Testo scelto »
Un futuro in cui la pastorale degli anziani non è più
rinviabile. Si deve ricomporre la frattura tra le generazioni…
R. - Esatto, Papa Francesco nell’enciclica “Fratelli tutti” -
nella quale disegna un po' quello che dovrebbe essere secondo lui la strada per
uscire dalla crisi indotta dalla pandemia - parla di un mondo frammentato. Uno
dei tratti di questa frammentazione, che il Santo Padre evidenzia fin
dall'inizio del suo Pontificato, è la frattura tra gli anziani e le altre
generazioni. Una frattura sia tra gli anziani e i giovani - quindi il dialogo
intergenerazionale su cui il Santo Padre insiste tante volte - sia una frattura
tra la generazione che oggi è anziana e gli adulti di oggi. È una frattura che
va ricomposta. Questa è una faglia che passa all'interno delle nostre famiglie.

Dati forniti »
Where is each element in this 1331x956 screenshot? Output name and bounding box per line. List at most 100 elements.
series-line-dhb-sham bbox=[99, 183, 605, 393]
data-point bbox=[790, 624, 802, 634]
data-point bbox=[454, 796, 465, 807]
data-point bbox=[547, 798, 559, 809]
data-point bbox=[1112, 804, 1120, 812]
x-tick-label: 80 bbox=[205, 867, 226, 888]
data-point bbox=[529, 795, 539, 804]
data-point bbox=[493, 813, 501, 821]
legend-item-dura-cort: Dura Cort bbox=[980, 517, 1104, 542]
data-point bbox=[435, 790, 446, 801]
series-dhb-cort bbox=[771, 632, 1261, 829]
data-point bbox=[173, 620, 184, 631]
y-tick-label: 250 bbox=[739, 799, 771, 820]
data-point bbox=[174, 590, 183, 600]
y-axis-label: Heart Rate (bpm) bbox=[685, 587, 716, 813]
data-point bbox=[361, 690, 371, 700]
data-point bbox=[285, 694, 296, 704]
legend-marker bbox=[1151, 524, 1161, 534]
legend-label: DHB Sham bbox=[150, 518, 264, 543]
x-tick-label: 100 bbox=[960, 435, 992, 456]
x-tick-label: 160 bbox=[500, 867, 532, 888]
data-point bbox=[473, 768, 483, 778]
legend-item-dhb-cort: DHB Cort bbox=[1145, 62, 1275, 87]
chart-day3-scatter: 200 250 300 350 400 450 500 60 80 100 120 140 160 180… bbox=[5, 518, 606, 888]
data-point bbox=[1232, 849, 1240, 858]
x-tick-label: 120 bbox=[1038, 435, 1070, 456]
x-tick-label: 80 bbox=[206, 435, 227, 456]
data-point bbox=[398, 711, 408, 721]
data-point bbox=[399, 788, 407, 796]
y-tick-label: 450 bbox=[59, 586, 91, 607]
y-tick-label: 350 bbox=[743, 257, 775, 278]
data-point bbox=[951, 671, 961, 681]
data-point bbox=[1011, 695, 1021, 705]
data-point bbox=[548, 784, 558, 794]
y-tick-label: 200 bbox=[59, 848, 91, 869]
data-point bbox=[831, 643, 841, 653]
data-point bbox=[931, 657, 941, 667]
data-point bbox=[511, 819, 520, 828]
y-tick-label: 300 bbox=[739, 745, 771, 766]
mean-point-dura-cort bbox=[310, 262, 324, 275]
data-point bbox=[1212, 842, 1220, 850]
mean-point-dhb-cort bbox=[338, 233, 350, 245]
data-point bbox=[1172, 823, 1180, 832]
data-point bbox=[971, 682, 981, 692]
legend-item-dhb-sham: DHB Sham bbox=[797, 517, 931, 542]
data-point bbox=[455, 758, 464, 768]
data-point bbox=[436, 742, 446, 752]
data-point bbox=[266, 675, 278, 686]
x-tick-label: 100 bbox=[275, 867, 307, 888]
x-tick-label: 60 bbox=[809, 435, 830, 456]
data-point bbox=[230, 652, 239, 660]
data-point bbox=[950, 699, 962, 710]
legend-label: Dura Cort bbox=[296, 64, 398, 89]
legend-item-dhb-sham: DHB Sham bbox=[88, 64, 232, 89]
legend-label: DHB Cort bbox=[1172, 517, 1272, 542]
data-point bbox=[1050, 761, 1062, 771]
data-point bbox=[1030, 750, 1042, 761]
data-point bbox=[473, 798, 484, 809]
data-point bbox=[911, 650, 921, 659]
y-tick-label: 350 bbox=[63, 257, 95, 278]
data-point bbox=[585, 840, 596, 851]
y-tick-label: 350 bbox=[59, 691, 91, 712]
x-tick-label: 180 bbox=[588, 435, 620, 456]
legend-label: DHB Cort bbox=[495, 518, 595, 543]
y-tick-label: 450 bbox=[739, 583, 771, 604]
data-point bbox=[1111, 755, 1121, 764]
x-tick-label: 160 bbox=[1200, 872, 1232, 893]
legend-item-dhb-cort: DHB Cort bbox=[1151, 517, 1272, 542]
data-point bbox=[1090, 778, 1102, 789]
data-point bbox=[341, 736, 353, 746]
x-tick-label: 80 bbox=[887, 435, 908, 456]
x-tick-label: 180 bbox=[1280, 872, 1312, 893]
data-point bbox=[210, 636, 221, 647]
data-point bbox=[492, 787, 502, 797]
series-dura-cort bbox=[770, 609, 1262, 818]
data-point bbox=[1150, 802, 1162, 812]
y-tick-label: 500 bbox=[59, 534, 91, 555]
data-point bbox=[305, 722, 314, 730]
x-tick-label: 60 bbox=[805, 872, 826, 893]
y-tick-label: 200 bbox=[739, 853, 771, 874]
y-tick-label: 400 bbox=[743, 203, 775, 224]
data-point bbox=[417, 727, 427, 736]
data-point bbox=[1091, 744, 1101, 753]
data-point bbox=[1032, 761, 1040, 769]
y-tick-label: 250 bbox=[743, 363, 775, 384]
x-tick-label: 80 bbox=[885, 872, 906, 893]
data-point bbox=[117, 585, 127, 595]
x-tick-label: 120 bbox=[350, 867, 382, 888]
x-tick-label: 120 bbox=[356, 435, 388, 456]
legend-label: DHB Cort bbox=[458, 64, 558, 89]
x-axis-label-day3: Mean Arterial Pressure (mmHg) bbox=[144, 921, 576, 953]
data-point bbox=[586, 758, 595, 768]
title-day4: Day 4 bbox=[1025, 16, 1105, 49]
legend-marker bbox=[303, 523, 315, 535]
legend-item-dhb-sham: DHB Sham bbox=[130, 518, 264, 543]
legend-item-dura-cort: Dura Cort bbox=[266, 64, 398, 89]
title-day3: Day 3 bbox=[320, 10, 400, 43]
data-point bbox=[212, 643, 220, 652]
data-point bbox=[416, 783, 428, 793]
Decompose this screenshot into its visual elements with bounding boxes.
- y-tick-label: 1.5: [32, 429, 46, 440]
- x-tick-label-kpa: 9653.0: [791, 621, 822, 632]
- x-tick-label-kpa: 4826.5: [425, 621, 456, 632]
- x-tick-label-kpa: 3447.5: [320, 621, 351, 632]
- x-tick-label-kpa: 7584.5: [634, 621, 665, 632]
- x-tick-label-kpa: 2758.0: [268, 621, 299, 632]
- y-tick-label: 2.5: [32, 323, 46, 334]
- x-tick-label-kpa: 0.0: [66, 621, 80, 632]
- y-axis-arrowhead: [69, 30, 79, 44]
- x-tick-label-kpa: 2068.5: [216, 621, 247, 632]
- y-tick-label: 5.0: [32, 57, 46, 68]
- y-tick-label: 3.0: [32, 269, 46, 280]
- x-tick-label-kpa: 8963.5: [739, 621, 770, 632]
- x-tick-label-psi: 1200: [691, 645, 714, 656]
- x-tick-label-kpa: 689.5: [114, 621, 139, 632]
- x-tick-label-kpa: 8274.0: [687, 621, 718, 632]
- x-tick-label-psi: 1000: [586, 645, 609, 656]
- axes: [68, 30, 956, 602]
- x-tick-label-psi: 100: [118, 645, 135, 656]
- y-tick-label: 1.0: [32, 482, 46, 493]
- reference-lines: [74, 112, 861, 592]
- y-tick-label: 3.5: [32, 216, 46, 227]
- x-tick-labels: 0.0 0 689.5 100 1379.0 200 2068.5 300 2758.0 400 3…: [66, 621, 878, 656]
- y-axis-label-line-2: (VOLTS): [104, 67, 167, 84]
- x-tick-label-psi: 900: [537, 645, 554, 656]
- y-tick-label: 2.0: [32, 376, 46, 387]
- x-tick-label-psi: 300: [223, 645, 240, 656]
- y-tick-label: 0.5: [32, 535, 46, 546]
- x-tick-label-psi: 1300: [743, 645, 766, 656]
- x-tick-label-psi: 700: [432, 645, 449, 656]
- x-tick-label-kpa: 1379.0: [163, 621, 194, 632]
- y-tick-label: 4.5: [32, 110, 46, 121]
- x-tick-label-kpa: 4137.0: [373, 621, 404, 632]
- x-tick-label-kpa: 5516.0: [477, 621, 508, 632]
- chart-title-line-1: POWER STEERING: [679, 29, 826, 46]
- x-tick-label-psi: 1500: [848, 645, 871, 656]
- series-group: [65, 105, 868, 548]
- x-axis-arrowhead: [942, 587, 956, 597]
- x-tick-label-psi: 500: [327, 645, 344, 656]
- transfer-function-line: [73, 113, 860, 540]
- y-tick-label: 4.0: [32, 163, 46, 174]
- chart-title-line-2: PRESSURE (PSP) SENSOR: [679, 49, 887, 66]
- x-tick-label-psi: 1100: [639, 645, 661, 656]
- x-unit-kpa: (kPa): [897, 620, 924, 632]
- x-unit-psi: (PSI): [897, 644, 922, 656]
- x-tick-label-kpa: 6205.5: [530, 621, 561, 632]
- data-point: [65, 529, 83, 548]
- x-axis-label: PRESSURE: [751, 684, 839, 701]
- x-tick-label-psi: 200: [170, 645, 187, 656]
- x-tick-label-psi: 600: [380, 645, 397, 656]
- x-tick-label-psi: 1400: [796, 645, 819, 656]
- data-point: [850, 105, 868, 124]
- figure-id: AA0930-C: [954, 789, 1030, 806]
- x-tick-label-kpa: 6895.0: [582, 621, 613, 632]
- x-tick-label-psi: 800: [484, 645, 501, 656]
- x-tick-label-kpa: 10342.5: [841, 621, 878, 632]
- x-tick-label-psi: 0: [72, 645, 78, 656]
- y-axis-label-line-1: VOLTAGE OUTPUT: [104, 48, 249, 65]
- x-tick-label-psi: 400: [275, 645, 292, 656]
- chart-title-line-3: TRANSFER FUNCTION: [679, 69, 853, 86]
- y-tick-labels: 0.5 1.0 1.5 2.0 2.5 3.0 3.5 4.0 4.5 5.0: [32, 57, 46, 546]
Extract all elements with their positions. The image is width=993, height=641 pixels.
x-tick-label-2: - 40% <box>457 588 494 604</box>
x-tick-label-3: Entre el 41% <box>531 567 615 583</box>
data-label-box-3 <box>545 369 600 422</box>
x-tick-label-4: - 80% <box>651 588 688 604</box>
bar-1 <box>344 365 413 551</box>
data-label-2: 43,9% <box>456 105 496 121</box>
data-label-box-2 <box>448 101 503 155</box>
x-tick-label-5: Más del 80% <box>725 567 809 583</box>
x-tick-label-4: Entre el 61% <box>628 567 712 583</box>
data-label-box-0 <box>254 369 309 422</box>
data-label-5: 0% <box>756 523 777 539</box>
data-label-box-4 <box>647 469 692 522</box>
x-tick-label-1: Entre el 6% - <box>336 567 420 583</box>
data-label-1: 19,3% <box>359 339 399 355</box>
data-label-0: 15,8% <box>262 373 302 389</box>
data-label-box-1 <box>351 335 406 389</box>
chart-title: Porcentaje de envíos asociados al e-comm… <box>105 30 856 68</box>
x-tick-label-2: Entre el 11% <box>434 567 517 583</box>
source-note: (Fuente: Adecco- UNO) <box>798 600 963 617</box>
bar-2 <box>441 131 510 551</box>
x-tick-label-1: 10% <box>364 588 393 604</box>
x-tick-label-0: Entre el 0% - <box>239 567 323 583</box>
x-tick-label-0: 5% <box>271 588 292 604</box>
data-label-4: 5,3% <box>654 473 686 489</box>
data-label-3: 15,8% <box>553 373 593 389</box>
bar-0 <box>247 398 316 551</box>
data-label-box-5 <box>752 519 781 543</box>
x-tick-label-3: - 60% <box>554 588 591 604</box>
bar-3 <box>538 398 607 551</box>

Compito »
Prosegui il testo sulla pastorale degli anziani a partire da dopo la sua ultima frase.

Risposta »
Ma è una frattura che tocca tutta la società. Allora per uscire dalla crisi
migliori e non peggiori, c’è bisogno di colmare queste divisioni. E la celebrazione
della Giornata va esattamente in questa direzione: non ci si salva da soli. Gli
anziani non si salvano da soli: lo abbiamo visto, purtroppo, durante la
pandemia quanti anziani non si sono salvati. Il Papa ci vuole dire che anche i
giovani, gli adulti e la nostra società non si salvano da soli senza gli
anziani. Per uscire dalla crisi migliori e non peggiori, c'è bisogno che ogni
società faccia i conti con le proprie radici e sviluppi una nuova sintesi dei
propri valori a partire anche dal dialogo con gli anziani.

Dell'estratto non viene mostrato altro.